Problem description
Copy out every line of the records below word for word, but leave the pictures out.
begin Entries provided
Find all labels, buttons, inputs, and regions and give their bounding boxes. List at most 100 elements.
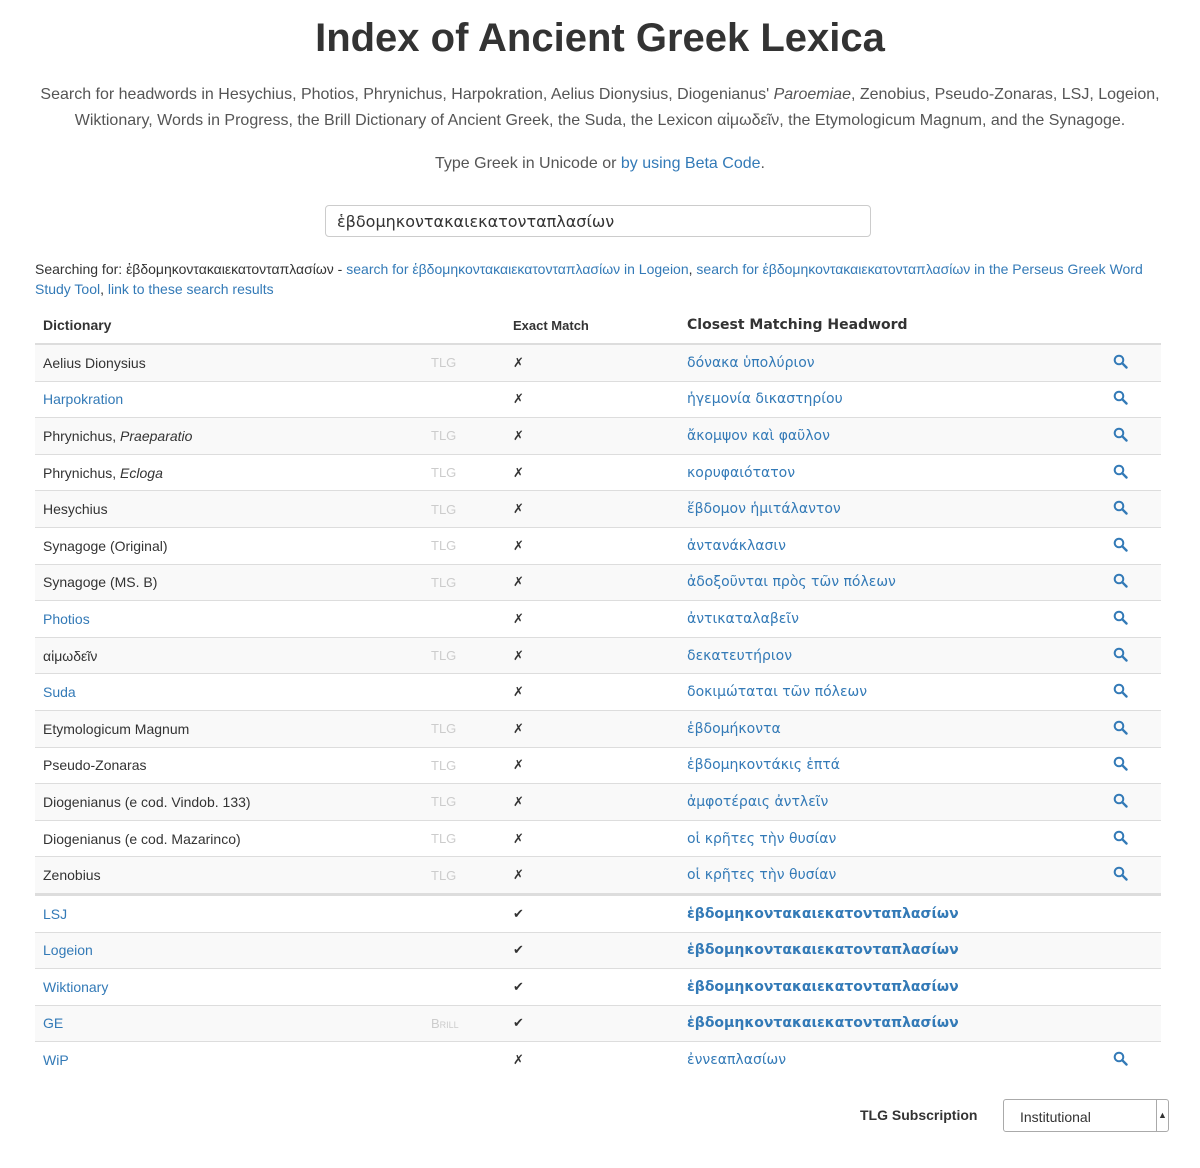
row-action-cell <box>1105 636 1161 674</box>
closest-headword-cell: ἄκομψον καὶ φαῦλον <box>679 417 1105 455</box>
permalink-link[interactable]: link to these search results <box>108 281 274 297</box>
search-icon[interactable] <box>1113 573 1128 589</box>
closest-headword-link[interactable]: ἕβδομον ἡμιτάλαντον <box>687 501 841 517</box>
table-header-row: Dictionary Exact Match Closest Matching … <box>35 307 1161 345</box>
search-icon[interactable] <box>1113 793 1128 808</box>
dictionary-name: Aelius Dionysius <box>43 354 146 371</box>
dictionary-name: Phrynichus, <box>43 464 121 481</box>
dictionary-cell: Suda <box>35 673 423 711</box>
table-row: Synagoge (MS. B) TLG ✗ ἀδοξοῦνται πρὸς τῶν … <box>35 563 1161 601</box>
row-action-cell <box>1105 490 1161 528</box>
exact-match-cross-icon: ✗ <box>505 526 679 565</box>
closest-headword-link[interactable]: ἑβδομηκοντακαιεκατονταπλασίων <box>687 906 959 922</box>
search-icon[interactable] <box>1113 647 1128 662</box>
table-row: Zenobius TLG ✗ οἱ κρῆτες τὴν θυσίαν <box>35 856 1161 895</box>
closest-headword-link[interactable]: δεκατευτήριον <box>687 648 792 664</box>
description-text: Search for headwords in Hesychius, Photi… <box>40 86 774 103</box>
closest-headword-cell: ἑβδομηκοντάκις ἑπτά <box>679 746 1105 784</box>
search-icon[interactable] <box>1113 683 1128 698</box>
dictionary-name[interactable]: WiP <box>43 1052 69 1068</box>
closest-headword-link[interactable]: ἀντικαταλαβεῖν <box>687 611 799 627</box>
end Entries provided
Correct answer
Find all labels, buttons, inputs, and regions and give their bounding boxes. List at most 100 elements.
row-action-cell <box>1105 636 1161 674</box>
closest-headword-cell: ἄκομψον καὶ φαῦλον <box>679 417 1105 455</box>
permalink-link[interactable]: link to these search results <box>108 281 274 297</box>
search-icon[interactable] <box>1113 573 1128 589</box>
closest-headword-link[interactable]: ἕβδομον ἡμιτάλαντον <box>687 501 841 517</box>
table-header-row: Dictionary Exact Match Closest Matching … <box>35 307 1161 345</box>
search-icon[interactable] <box>1113 793 1128 808</box>
dictionary-name: Aelius Dionysius <box>43 354 146 371</box>
dictionary-name: Phrynichus, <box>43 464 121 481</box>
dictionary-cell: Suda <box>35 673 423 711</box>
table-row: Synagoge (MS. B) TLG ✗ ἀδοξοῦνται πρὸς τῶν … <box>35 563 1161 601</box>
row-action-cell <box>1105 490 1161 528</box>
exact-match-cross-icon: ✗ <box>505 526 679 565</box>
closest-headword-link[interactable]: ἑβδομηκοντακαιεκατονταπλασίων <box>687 906 959 922</box>
search-icon[interactable] <box>1113 647 1128 662</box>
table-row: Zenobius TLG ✗ οἱ κρῆτες τὴν θυσίαν <box>35 856 1161 895</box>
closest-headword-link[interactable]: δεκατευτήριον <box>687 648 792 664</box>
description-text: Search for headwords in Hesychius, Photi… <box>40 86 774 103</box>
closest-headword-cell: ἑβδομηκοντάκις ἑπτά <box>679 746 1105 784</box>
search-icon[interactable] <box>1113 683 1128 698</box>
dictionary-name[interactable]: WiP <box>43 1052 69 1068</box>
closest-headword-link[interactable]: ἀντικαταλαβεῖν <box>687 611 799 627</box>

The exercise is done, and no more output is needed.